• _MATERIAL PROVIDED_
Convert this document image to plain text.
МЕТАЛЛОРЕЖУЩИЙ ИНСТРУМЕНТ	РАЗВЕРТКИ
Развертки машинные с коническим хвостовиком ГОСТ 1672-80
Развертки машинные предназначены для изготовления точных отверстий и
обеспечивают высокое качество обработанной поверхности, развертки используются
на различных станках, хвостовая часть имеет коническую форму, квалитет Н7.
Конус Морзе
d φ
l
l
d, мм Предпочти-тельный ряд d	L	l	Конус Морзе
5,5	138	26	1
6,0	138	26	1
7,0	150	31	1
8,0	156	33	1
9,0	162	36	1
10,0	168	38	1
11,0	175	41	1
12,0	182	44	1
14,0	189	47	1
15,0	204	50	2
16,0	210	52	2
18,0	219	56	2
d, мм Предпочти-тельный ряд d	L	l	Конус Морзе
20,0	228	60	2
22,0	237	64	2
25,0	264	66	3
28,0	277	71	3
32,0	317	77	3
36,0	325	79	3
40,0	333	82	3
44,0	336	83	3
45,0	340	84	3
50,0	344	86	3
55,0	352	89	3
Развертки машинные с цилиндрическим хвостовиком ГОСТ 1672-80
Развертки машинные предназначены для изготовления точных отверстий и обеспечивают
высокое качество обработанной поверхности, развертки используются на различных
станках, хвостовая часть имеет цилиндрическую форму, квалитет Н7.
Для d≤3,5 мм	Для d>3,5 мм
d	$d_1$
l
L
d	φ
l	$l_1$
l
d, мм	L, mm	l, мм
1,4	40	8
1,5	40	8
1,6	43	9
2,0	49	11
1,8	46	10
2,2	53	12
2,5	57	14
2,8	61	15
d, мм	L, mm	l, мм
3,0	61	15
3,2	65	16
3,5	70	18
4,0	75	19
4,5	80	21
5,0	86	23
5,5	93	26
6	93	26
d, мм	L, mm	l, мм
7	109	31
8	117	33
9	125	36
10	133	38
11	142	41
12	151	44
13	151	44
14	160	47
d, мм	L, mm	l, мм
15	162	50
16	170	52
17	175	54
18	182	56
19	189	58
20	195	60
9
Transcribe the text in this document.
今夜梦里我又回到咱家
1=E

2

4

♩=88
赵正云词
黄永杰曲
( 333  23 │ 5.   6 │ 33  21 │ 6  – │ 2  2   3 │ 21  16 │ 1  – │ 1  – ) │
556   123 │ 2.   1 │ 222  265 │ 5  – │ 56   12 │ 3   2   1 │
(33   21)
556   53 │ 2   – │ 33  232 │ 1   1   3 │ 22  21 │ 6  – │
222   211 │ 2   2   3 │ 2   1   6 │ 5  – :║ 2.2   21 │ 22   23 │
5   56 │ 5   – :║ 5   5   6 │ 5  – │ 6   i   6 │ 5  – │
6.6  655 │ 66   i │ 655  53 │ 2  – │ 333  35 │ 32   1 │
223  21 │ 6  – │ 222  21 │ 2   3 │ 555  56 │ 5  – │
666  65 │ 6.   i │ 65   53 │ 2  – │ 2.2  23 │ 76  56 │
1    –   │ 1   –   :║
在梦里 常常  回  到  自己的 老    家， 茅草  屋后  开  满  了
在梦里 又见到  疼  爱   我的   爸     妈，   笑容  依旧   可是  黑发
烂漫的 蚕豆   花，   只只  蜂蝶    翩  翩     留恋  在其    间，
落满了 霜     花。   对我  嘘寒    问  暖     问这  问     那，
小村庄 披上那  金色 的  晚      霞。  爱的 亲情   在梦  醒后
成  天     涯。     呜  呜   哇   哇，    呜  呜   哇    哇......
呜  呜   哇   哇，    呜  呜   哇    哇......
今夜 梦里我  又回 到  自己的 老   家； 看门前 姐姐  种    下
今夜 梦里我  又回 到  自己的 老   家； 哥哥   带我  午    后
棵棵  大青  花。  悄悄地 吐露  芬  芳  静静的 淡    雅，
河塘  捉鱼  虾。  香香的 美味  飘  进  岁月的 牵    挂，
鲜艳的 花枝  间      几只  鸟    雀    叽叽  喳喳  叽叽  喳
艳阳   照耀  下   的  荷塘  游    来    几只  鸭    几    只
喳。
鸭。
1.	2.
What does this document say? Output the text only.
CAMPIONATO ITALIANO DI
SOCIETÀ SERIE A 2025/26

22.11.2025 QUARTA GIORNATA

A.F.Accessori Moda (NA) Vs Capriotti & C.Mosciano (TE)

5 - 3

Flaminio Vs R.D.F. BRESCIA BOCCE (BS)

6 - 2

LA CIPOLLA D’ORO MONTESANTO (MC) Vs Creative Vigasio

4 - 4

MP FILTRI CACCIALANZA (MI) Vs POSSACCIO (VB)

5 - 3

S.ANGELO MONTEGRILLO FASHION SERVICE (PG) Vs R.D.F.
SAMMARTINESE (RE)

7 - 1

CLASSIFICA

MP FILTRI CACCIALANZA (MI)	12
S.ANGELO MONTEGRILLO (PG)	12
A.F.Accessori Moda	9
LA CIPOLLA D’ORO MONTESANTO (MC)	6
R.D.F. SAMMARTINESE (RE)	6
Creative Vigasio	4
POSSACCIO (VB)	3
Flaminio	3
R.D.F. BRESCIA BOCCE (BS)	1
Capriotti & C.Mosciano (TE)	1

• _PROMPT_
Set down every record above exactly as given.

• _EXPECTED OUTPUT_
Convert this document image to plain text.
МЕТАЛЛОРЕЖУЩИЙ ИНСТРУМЕНТ	РАЗВЕРТКИ
Развертки машинные с коническим хвостовиком ГОСТ 1672-80
Развертки машинные предназначены для изготовления точных отверстий и
обеспечивают высокое качество обработанной поверхности, развертки используются
на различных станках, хвостовая часть имеет коническую форму, квалитет Н7.
Конус Морзе
d φ
l
l
d, мм Предпочти-тельный ряд d	L	l	Конус Морзе
5,5	138	26	1
6,0	138	26	1
7,0	150	31	1
8,0	156	33	1
9,0	162	36	1
10,0	168	38	1
11,0	175	41	1
12,0	182	44	1
14,0	189	47	1
15,0	204	50	2
16,0	210	52	2
18,0	219	56	2
d, мм Предпочти-тельный ряд d	L	l	Конус Морзе
20,0	228	60	2
22,0	237	64	2
25,0	264	66	3
28,0	277	71	3
32,0	317	77	3
36,0	325	79	3
40,0	333	82	3
44,0	336	83	3
45,0	340	84	3
50,0	344	86	3
55,0	352	89	3
Развертки машинные с цилиндрическим хвостовиком ГОСТ 1672-80
Развертки машинные предназначены для изготовления точных отверстий и обеспечивают
высокое качество обработанной поверхности, развертки используются на различных
станках, хвостовая часть имеет цилиндрическую форму, квалитет Н7.
Для d≤3,5 мм	Для d>3,5 мм
d	$d_1$
l
L
d	φ
l	$l_1$
l
d, мм	L, mm	l, мм
1,4	40	8
1,5	40	8
1,6	43	9
2,0	49	11
1,8	46	10
2,2	53	12
2,5	57	14
2,8	61	15
d, мм	L, mm	l, мм
3,0	61	15
3,2	65	16
3,5	70	18
4,0	75	19
4,5	80	21
5,0	86	23
5,5	93	26
6	93	26
d, мм	L, mm	l, мм
7	109	31
8	117	33
9	125	36
10	133	38
11	142	41
12	151	44
13	151	44
14	160	47
d, мм	L, mm	l, мм
15	162	50
16	170	52
17	175	54
18	182	56
19	189	58
20	195	60
9
Transcribe the text in this document.
今夜梦里我又回到咱家
1=E

2

4

♩=88
赵正云词
黄永杰曲
( 333  23 │ 5.   6 │ 33  21 │ 6  – │ 2  2   3 │ 21  16 │ 1  – │ 1  – ) │
556   123 │ 2.   1 │ 222  265 │ 5  – │ 56   12 │ 3   2   1 │
(33   21)
556   53 │ 2   – │ 33  232 │ 1   1   3 │ 22  21 │ 6  – │
222   211 │ 2   2   3 │ 2   1   6 │ 5  – :║ 2.2   21 │ 22   23 │
5   56 │ 5   – :║ 5   5   6 │ 5  – │ 6   i   6 │ 5  – │
6.6  655 │ 66   i │ 655  53 │ 2  – │ 333  35 │ 32   1 │
223  21 │ 6  – │ 222  21 │ 2   3 │ 555  56 │ 5  – │
666  65 │ 6.   i │ 65   53 │ 2  – │ 2.2  23 │ 76  56 │
1    –   │ 1   –   :║
在梦里 常常  回  到  自己的 老    家， 茅草  屋后  开  满  了
在梦里 又见到  疼  爱   我的   爸     妈，   笑容  依旧   可是  黑发
烂漫的 蚕豆   花，   只只  蜂蝶    翩  翩     留恋  在其    间，
落满了 霜     花。   对我  嘘寒    问  暖     问这  问     那，
小村庄 披上那  金色 的  晚      霞。  爱的 亲情   在梦  醒后
成  天     涯。     呜  呜   哇   哇，    呜  呜   哇    哇......
呜  呜   哇   哇，    呜  呜   哇    哇......
今夜 梦里我  又回 到  自己的 老   家； 看门前 姐姐  种    下
今夜 梦里我  又回 到  自己的 老   家； 哥哥   带我  午    后
棵棵  大青  花。  悄悄地 吐露  芬  芳  静静的 淡    雅，
河塘  捉鱼  虾。  香香的 美味  飘  进  岁月的 牵    挂，
鲜艳的 花枝  间      几只  鸟    雀    叽叽  喳喳  叽叽  喳
艳阳   照耀  下   的  荷塘  游    来    几只  鸭    几    只
喳。
鸭。
1.	2.
What does this document say? Output the text only.
CAMPIONATO ITALIANO DI
SOCIETÀ SERIE A 2025/26

22.11.2025 QUARTA GIORNATA

A.F.Accessori Moda (NA) Vs Capriotti & C.Mosciano (TE)

5 - 3

Flaminio Vs R.D.F. BRESCIA BOCCE (BS)

6 - 2

LA CIPOLLA D’ORO MONTESANTO (MC) Vs Creative Vigasio

4 - 4

MP FILTRI CACCIALANZA (MI) Vs POSSACCIO (VB)

5 - 3

S.ANGELO MONTEGRILLO FASHION SERVICE (PG) Vs R.D.F.
SAMMARTINESE (RE)

7 - 1

CLASSIFICA

MP FILTRI CACCIALANZA (MI)	12
S.ANGELO MONTEGRILLO (PG)	12
A.F.Accessori Moda	9
LA CIPOLLA D’ORO MONTESANTO (MC)	6
R.D.F. SAMMARTINESE (RE)	6
Creative Vigasio	4
POSSACCIO (VB)	3
Flaminio	3
R.D.F. BRESCIA BOCCE (BS)	1
Capriotti & C.Mosciano (TE)	1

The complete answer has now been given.